## WORK REQUIRED
The entries below should be transcribed in their entirety, exactly as written.

## DATASET RECORDS
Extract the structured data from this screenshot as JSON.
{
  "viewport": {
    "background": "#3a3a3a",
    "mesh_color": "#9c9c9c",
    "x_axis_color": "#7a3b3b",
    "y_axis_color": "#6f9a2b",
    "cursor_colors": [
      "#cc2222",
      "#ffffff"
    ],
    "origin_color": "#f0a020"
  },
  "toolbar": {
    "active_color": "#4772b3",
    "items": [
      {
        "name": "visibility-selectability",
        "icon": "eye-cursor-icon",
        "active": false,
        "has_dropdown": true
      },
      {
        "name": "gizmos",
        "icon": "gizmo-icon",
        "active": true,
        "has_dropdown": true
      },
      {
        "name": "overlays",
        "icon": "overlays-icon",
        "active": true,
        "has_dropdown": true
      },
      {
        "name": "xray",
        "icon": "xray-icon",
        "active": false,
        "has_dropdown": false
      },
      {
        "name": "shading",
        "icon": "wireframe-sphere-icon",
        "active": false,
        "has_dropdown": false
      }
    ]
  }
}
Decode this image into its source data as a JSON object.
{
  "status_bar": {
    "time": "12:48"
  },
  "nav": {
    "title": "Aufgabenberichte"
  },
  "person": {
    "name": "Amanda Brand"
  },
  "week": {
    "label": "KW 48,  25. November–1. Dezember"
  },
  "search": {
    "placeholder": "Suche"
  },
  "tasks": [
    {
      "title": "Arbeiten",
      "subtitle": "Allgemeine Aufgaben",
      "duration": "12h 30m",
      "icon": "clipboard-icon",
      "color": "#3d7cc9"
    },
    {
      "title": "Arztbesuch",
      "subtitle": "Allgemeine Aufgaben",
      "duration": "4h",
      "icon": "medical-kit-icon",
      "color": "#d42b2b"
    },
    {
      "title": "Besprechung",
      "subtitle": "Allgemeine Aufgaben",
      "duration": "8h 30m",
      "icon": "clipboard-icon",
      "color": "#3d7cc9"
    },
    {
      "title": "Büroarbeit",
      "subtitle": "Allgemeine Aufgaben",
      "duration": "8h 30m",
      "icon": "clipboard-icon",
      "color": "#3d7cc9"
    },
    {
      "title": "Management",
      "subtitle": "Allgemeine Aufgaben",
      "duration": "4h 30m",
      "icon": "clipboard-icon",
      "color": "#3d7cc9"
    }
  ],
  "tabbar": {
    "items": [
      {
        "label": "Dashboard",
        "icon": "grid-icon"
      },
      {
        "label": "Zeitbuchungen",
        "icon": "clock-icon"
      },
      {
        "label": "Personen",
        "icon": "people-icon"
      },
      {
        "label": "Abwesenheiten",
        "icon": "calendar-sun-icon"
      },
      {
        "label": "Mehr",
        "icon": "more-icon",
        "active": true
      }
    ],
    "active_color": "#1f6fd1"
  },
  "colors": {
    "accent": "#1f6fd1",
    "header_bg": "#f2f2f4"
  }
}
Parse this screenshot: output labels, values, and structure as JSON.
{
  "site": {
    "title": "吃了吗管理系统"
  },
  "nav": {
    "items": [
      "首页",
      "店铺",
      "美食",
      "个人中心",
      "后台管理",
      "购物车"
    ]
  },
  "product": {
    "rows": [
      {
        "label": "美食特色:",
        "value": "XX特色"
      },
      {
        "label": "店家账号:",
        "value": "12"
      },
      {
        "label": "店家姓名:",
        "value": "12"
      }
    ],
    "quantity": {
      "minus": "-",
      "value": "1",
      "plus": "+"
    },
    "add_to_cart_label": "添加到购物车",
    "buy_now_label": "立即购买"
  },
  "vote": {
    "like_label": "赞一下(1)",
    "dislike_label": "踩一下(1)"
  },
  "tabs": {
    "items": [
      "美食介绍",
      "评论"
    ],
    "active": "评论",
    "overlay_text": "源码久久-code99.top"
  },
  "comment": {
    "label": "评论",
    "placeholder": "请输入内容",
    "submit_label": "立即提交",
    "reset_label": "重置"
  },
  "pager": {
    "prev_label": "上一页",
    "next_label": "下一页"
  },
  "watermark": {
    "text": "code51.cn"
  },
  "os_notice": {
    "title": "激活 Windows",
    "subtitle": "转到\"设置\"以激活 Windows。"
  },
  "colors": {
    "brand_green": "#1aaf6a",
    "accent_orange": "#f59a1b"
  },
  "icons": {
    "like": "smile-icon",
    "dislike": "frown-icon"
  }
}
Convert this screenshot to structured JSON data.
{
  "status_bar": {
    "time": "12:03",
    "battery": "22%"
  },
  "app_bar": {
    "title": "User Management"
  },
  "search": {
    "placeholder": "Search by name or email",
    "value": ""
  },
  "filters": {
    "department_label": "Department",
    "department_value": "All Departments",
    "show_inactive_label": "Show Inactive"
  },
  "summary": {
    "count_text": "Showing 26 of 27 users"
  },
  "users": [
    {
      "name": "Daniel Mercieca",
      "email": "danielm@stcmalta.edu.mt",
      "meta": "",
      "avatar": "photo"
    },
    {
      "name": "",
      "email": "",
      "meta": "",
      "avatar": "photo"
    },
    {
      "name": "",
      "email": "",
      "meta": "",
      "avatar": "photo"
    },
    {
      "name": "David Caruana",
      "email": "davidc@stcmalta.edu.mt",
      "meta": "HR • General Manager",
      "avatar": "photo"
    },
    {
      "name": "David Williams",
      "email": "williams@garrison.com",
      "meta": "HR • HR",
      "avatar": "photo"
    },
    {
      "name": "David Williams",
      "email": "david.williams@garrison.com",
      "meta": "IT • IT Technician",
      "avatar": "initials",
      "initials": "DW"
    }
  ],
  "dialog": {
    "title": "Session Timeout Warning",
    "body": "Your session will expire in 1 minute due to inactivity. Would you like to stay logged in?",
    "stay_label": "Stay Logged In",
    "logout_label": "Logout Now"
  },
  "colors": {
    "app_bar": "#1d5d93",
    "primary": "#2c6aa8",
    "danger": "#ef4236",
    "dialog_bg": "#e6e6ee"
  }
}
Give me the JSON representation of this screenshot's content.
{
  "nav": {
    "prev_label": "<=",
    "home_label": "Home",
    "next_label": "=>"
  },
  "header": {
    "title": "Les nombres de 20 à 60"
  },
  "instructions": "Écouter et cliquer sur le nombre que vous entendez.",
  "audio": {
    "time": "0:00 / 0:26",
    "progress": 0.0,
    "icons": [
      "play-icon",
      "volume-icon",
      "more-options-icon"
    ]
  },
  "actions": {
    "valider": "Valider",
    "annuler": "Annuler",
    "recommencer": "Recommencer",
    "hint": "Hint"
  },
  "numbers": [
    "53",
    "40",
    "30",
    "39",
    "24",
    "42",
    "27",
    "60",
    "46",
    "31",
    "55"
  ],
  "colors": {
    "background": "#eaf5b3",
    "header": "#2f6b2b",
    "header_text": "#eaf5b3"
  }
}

## RESPONSE BELOW
Extract the structured data from this screenshot as JSON.
{
  "viewport": {
    "background": "#3a3a3a",
    "mesh_color": "#9c9c9c",
    "x_axis_color": "#7a3b3b",
    "y_axis_color": "#6f9a2b",
    "cursor_colors": [
      "#cc2222",
      "#ffffff"
    ],
    "origin_color": "#f0a020"
  },
  "toolbar": {
    "active_color": "#4772b3",
    "items": [
      {
        "name": "visibility-selectability",
        "icon": "eye-cursor-icon",
        "active": false,
        "has_dropdown": true
      },
      {
        "name": "gizmos",
        "icon": "gizmo-icon",
        "active": true,
        "has_dropdown": true
      },
      {
        "name": "overlays",
        "icon": "overlays-icon",
        "active": true,
        "has_dropdown": true
      },
      {
        "name": "xray",
        "icon": "xray-icon",
        "active": false,
        "has_dropdown": false
      },
      {
        "name": "shading",
        "icon": "wireframe-sphere-icon",
        "active": false,
        "has_dropdown": false
      }
    ]
  }
}
Decode this image into its source data as a JSON object.
{
  "status_bar": {
    "time": "12:48"
  },
  "nav": {
    "title": "Aufgabenberichte"
  },
  "person": {
    "name": "Amanda Brand"
  },
  "week": {
    "label": "KW 48,  25. November–1. Dezember"
  },
  "search": {
    "placeholder": "Suche"
  },
  "tasks": [
    {
      "title": "Arbeiten",
      "subtitle": "Allgemeine Aufgaben",
      "duration": "12h 30m",
      "icon": "clipboard-icon",
      "color": "#3d7cc9"
    },
    {
      "title": "Arztbesuch",
      "subtitle": "Allgemeine Aufgaben",
      "duration": "4h",
      "icon": "medical-kit-icon",
      "color": "#d42b2b"
    },
    {
      "title": "Besprechung",
      "subtitle": "Allgemeine Aufgaben",
      "duration": "8h 30m",
      "icon": "clipboard-icon",
      "color": "#3d7cc9"
    },
    {
      "title": "Büroarbeit",
      "subtitle": "Allgemeine Aufgaben",
      "duration": "8h 30m",
      "icon": "clipboard-icon",
      "color": "#3d7cc9"
    },
    {
      "title": "Management",
      "subtitle": "Allgemeine Aufgaben",
      "duration": "4h 30m",
      "icon": "clipboard-icon",
      "color": "#3d7cc9"
    }
  ],
  "tabbar": {
    "items": [
      {
        "label": "Dashboard",
        "icon": "grid-icon"
      },
      {
        "label": "Zeitbuchungen",
        "icon": "clock-icon"
      },
      {
        "label": "Personen",
        "icon": "people-icon"
      },
      {
        "label": "Abwesenheiten",
        "icon": "calendar-sun-icon"
      },
      {
        "label": "Mehr",
        "icon": "more-icon",
        "active": true
      }
    ],
    "active_color": "#1f6fd1"
  },
  "colors": {
    "accent": "#1f6fd1",
    "header_bg": "#f2f2f4"
  }
}
Parse this screenshot: output labels, values, and structure as JSON.
{
  "site": {
    "title": "吃了吗管理系统"
  },
  "nav": {
    "items": [
      "首页",
      "店铺",
      "美食",
      "个人中心",
      "后台管理",
      "购物车"
    ]
  },
  "product": {
    "rows": [
      {
        "label": "美食特色:",
        "value": "XX特色"
      },
      {
        "label": "店家账号:",
        "value": "12"
      },
      {
        "label": "店家姓名:",
        "value": "12"
      }
    ],
    "quantity": {
      "minus": "-",
      "value": "1",
      "plus": "+"
    },
    "add_to_cart_label": "添加到购物车",
    "buy_now_label": "立即购买"
  },
  "vote": {
    "like_label": "赞一下(1)",
    "dislike_label": "踩一下(1)"
  },
  "tabs": {
    "items": [
      "美食介绍",
      "评论"
    ],
    "active": "评论",
    "overlay_text": "源码久久-code99.top"
  },
  "comment": {
    "label": "评论",
    "placeholder": "请输入内容",
    "submit_label": "立即提交",
    "reset_label": "重置"
  },
  "pager": {
    "prev_label": "上一页",
    "next_label": "下一页"
  },
  "watermark": {
    "text": "code51.cn"
  },
  "os_notice": {
    "title": "激活 Windows",
    "subtitle": "转到\"设置\"以激活 Windows。"
  },
  "colors": {
    "brand_green": "#1aaf6a",
    "accent_orange": "#f59a1b"
  },
  "icons": {
    "like": "smile-icon",
    "dislike": "frown-icon"
  }
}
Convert this screenshot to structured JSON data.
{
  "status_bar": {
    "time": "12:03",
    "battery": "22%"
  },
  "app_bar": {
    "title": "User Management"
  },
  "search": {
    "placeholder": "Search by name or email",
    "value": ""
  },
  "filters": {
    "department_label": "Department",
    "department_value": "All Departments",
    "show_inactive_label": "Show Inactive"
  },
  "summary": {
    "count_text": "Showing 26 of 27 users"
  },
  "users": [
    {
      "name": "Daniel Mercieca",
      "email": "danielm@stcmalta.edu.mt",
      "meta": "",
      "avatar": "photo"
    },
    {
      "name": "",
      "email": "",
      "meta": "",
      "avatar": "photo"
    },
    {
      "name": "",
      "email": "",
      "meta": "",
      "avatar": "photo"
    },
    {
      "name": "David Caruana",
      "email": "davidc@stcmalta.edu.mt",
      "meta": "HR • General Manager",
      "avatar": "photo"
    },
    {
      "name": "David Williams",
      "email": "williams@garrison.com",
      "meta": "HR • HR",
      "avatar": "photo"
    },
    {
      "name": "David Williams",
      "email": "david.williams@garrison.com",
      "meta": "IT • IT Technician",
      "avatar": "initials",
      "initials": "DW"
    }
  ],
  "dialog": {
    "title": "Session Timeout Warning",
    "body": "Your session will expire in 1 minute due to inactivity. Would you like to stay logged in?",
    "stay_label": "Stay Logged In",
    "logout_label": "Logout Now"
  },
  "colors": {
    "app_bar": "#1d5d93",
    "primary": "#2c6aa8",
    "danger": "#ef4236",
    "dialog_bg": "#e6e6ee"
  }
}
Give me the JSON representation of this screenshot's content.
{
  "nav": {
    "prev_label": "<=",
    "home_label": "Home",
    "next_label": "=>"
  },
  "header": {
    "title": "Les nombres de 20 à 60"
  },
  "instructions": "Écouter et cliquer sur le nombre que vous entendez.",
  "audio": {
    "time": "0:00 / 0:26",
    "progress": 0.0,
    "icons": [
      "play-icon",
      "volume-icon",
      "more-options-icon"
    ]
  },
  "actions": {
    "valider": "Valider",
    "annuler": "Annuler",
    "recommencer": "Recommencer",
    "hint": "Hint"
  },
  "numbers": [
    "53",
    "40",
    "30",
    "39",
    "24",
    "42",
    "27",
    "60",
    "46",
    "31",
    "55"
  ],
  "colors": {
    "background": "#eaf5b3",
    "header": "#2f6b2b",
    "header_text": "#eaf5b3"
  }
}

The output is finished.